Images do not belong in the copy. Retype all the entries below exactly.
------------------------
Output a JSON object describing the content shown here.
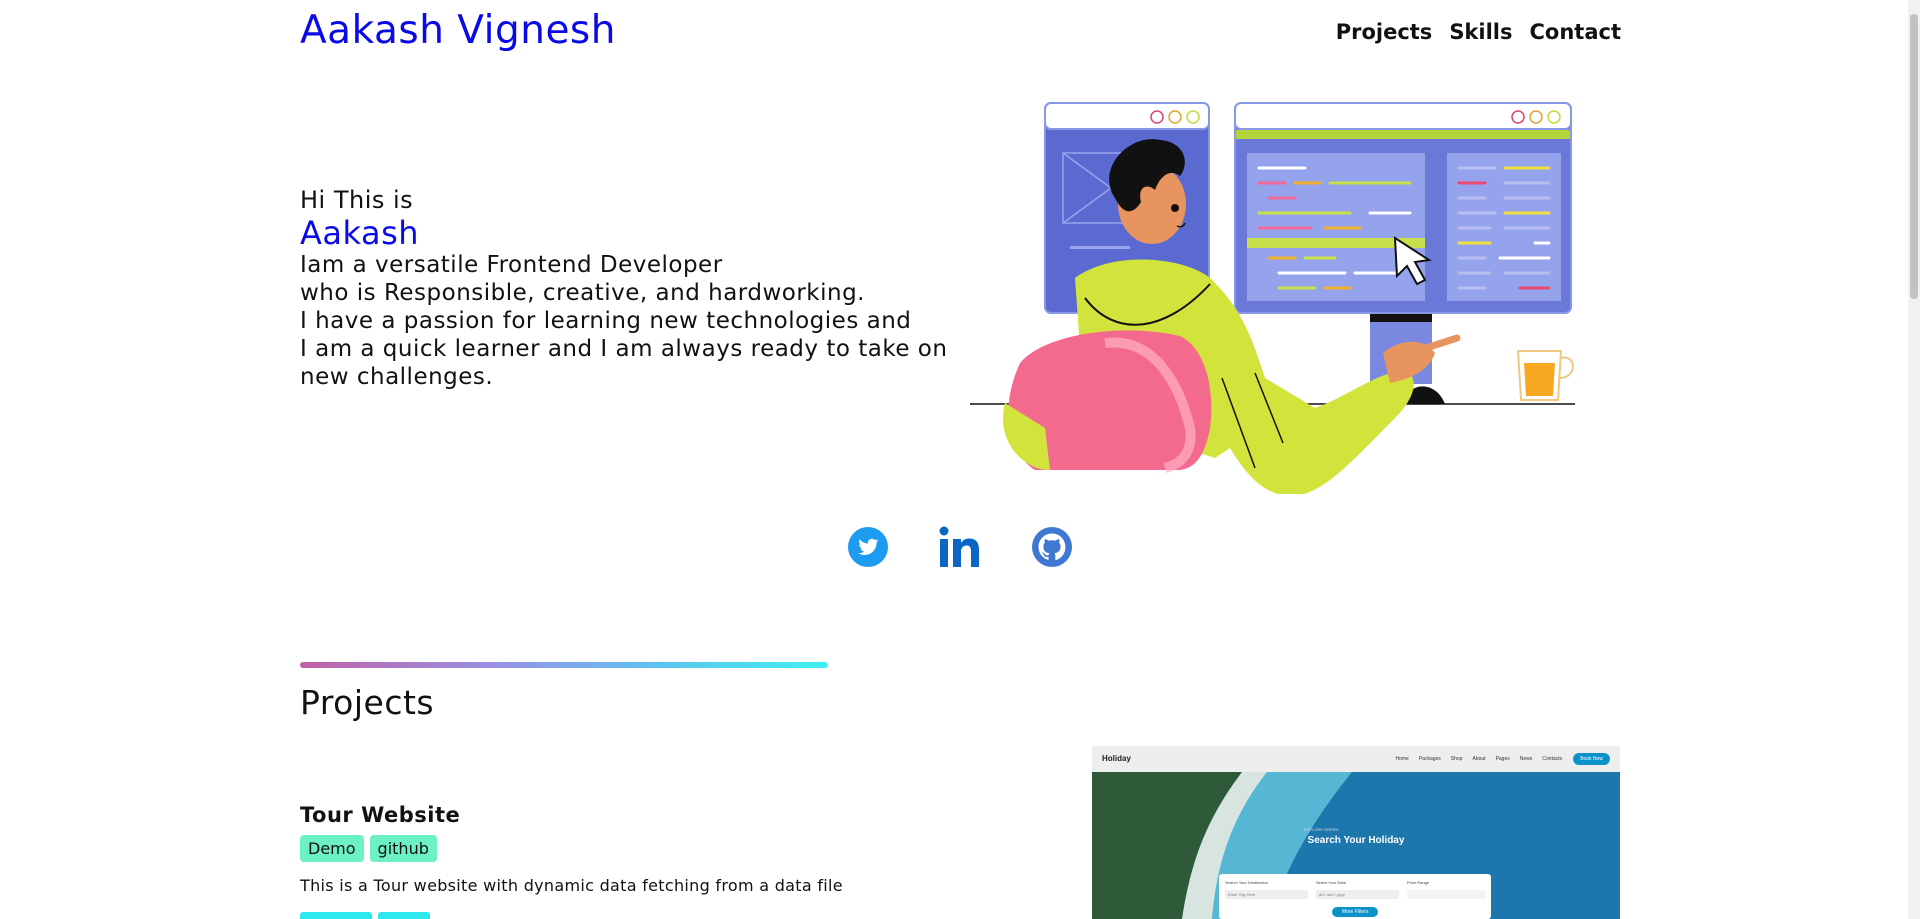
{
  "header": {
    "brand": "Aakash Vignesh",
    "nav": [
      "Projects",
      "Skills",
      "Contact"
    ]
  },
  "hero": {
    "greeting": "Hi This is",
    "name": "Aakash",
    "lines": [
      "Iam a versatile Frontend Developer",
      "who is Responsible, creative, and hardworking.",
      "I have a passion for learning new technologies and",
      "I am a quick learner and I am always ready to take on",
      "new challenges."
    ]
  },
  "social": {
    "icons": [
      "twitter-icon",
      "linkedin-icon",
      "github-icon"
    ]
  },
  "projects": {
    "section_title": "Projects",
    "items": [
      {
        "title": "Tour Website",
        "tags": [
          "Demo",
          "github"
        ],
        "description": "This is a Tour website with dynamic data fetching from a data file",
        "preview": {
          "logo": "Holiday",
          "nav": [
            "Home",
            "Packages",
            "Shop",
            "About",
            "Pages",
            "News",
            "Contacts"
          ],
          "book_button": "Book Now",
          "heading": "Search Your Holiday",
          "small_label": "EXPLORE GREEN",
          "fields": [
            {
              "label": "Search Your Destination",
              "value": "Enter City Here"
            },
            {
              "label": "Select Your Date",
              "value": "dd / mm / yyyy"
            },
            {
              "label": "Price Range",
              "value": "$5000"
            }
          ],
          "filter_button": "More Filters"
        }
      }
    ]
  },
  "colors": {
    "brand_blue": "#0a0ae6",
    "tag_green": "#6cf0c6",
    "twitter_blue": "#1d9bf0",
    "linkedin_blue": "#0a66c2",
    "github_blue": "#3f78d2"
  }
}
------------------------
WRITTEN RESPONSE:
Output a JSON object describing the content shown here.
{
  "header": {
    "brand": "Aakash Vignesh",
    "nav": [
      "Projects",
      "Skills",
      "Contact"
    ]
  },
  "hero": {
    "greeting": "Hi This is",
    "name": "Aakash",
    "lines": [
      "Iam a versatile Frontend Developer",
      "who is Responsible, creative, and hardworking.",
      "I have a passion for learning new technologies and",
      "I am a quick learner and I am always ready to take on",
      "new challenges."
    ]
  },
  "social": {
    "icons": [
      "twitter-icon",
      "linkedin-icon",
      "github-icon"
    ]
  },
  "projects": {
    "section_title": "Projects",
    "items": [
      {
        "title": "Tour Website",
        "tags": [
          "Demo",
          "github"
        ],
        "description": "This is a Tour website with dynamic data fetching from a data file",
        "preview": {
          "logo": "Holiday",
          "nav": [
            "Home",
            "Packages",
            "Shop",
            "About",
            "Pages",
            "News",
            "Contacts"
          ],
          "book_button": "Book Now",
          "heading": "Search Your Holiday",
          "small_label": "EXPLORE GREEN",
          "fields": [
            {
              "label": "Search Your Destination",
              "value": "Enter City Here"
            },
            {
              "label": "Select Your Date",
              "value": "dd / mm / yyyy"
            },
            {
              "label": "Price Range",
              "value": "$5000"
            }
          ],
          "filter_button": "More Filters"
        }
      }
    ]
  },
  "colors": {
    "brand_blue": "#0a0ae6",
    "tag_green": "#6cf0c6",
    "twitter_blue": "#1d9bf0",
    "linkedin_blue": "#0a66c2",
    "github_blue": "#3f78d2"
  }
}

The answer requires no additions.